# [Dataset]
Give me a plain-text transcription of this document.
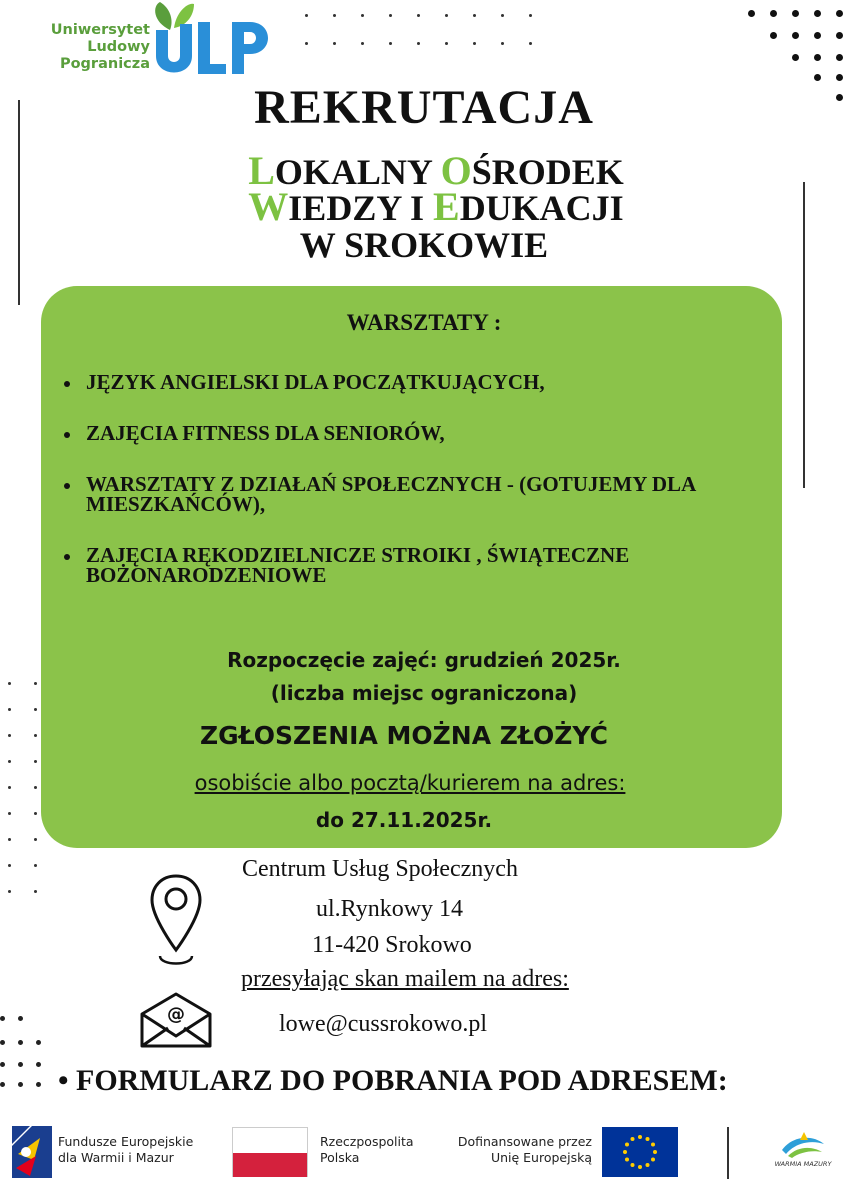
Uniwersytet
Ludowy
Pogranicza
REKRUTACJA
LOKALNY OŚRODEK
WIEDZY I EDUKACJI
W SROKOWIE
WARSZTATY :
JĘZYK ANGIELSKI DLA POCZĄTKUJĄCYCH,
ZAJĘCIA FITNESS DLA SENIORÓW,
WARSZTATY Z DZIAŁAŃ SPOŁECZNYCH - (GOTUJEMY DLA MIESZKAŃCÓW),
ZAJĘCIA RĘKODZIELNICZE STROIKI , ŚWIĄTECZNE BOŻONARODZENIOWE
Rozpoczęcie zajęć: grudzień 2025r.
(liczba miejsc ograniczona)
ZGŁOSZENIA MOŻNA ZŁOŻYĆ
osobiście albo pocztą/kurierem na adres:
do 27.11.2025r.
Centrum Usług Społecznych
ul.Rynkowy 14
11-420 Srokowo
przesyłając skan mailem na adres:
@	lowe@cussrokowo.pl
• FORMULARZ DO POBRANIA POD ADRESEM:
Fundusze Europejskie
dla Warmii i Mazur
Rzeczpospolita
Polska
Dofinansowane przez
Unię Europejską	WARMIA MAZURY
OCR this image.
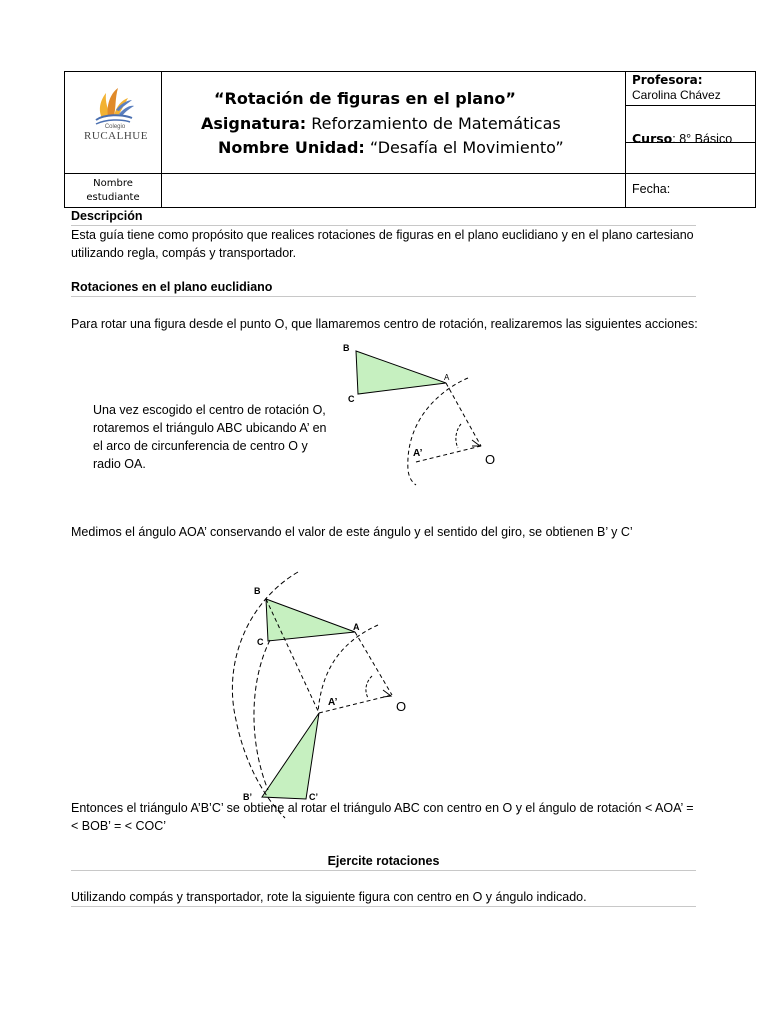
Colegio
RUCALHUE
“Rotación de figuras en el plano”
Asignatura: Reforzamiento de Matemáticas
Nombre Unidad: “Desafía el Movimiento”
Profesora:
Carolina Chávez
Curso: 8° Básico
Nombre
estudiante
Fecha:
Descripción
Esta guía tiene como propósito que realices rotaciones de figuras en el plano euclidiano y en el plano cartesiano
utilizando regla, compás y transportador.
Rotaciones en el plano euclidiano
Para rotar una figura desde el punto O, que llamaremos centro de rotación, realizaremos las siguientes acciones:
Una vez escogido el centro de rotación O,
rotaremos el triángulo ABC ubicando A’ en
el arco de circunferencia de centro O y
radio OA.
B
C
A
A’	O
Medimos el ángulo AOA’ conservando el valor de este ángulo y el sentido del giro, se obtienen B’ y C’
B
C
A
A’	O
B’	C’
Entonces el triángulo A’B’C’ se obtiene al rotar el triángulo ABC con centro en O y el ángulo de rotación < AOA’ =
< BOB’ = < COC’
Ejercite rotaciones
Utilizando compás y transportador, rote la siguiente figura con centro en O y ángulo indicado.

# [Work required]
Reproduce the data verbatim. Do not carry any picture into the copy.

# [Answer to this task]
Give me a plain-text transcription of this document.
Uniwersytet
Ludowy
Pogranicza
REKRUTACJA
LOKALNY OŚRODEK
WIEDZY I EDUKACJI
W SROKOWIE
WARSZTATY :
JĘZYK ANGIELSKI DLA POCZĄTKUJĄCYCH,
ZAJĘCIA FITNESS DLA SENIORÓW,
WARSZTATY Z DZIAŁAŃ SPOŁECZNYCH - (GOTUJEMY DLA MIESZKAŃCÓW),
ZAJĘCIA RĘKODZIELNICZE STROIKI , ŚWIĄTECZNE BOŻONARODZENIOWE
Rozpoczęcie zajęć: grudzień 2025r.
(liczba miejsc ograniczona)
ZGŁOSZENIA MOŻNA ZŁOŻYĆ
osobiście albo pocztą/kurierem na adres:
do 27.11.2025r.
Centrum Usług Społecznych
ul.Rynkowy 14
11-420 Srokowo
przesyłając skan mailem na adres:
@	lowe@cussrokowo.pl
• FORMULARZ DO POBRANIA POD ADRESEM:
Fundusze Europejskie
dla Warmii i Mazur
Rzeczpospolita
Polska
Dofinansowane przez
Unię Europejską	WARMIA MAZURY
OCR this image.
Colegio
RUCALHUE
“Rotación de figuras en el plano”
Asignatura: Reforzamiento de Matemáticas
Nombre Unidad: “Desafía el Movimiento”
Profesora:
Carolina Chávez
Curso: 8° Básico
Nombre
estudiante
Fecha:
Descripción
Esta guía tiene como propósito que realices rotaciones de figuras en el plano euclidiano y en el plano cartesiano
utilizando regla, compás y transportador.
Rotaciones en el plano euclidiano
Para rotar una figura desde el punto O, que llamaremos centro de rotación, realizaremos las siguientes acciones:
Una vez escogido el centro de rotación O,
rotaremos el triángulo ABC ubicando A’ en
el arco de circunferencia de centro O y
radio OA.
B
C
A
A’	O
Medimos el ángulo AOA’ conservando el valor de este ángulo y el sentido del giro, se obtienen B’ y C’
B
C
A
A’	O
B’	C’
Entonces el triángulo A’B’C’ se obtiene al rotar el triángulo ABC con centro en O y el ángulo de rotación < AOA’ =
< BOB’ = < COC’
Ejercite rotaciones
Utilizando compás y transportador, rote la siguiente figura con centro en O y ángulo indicado.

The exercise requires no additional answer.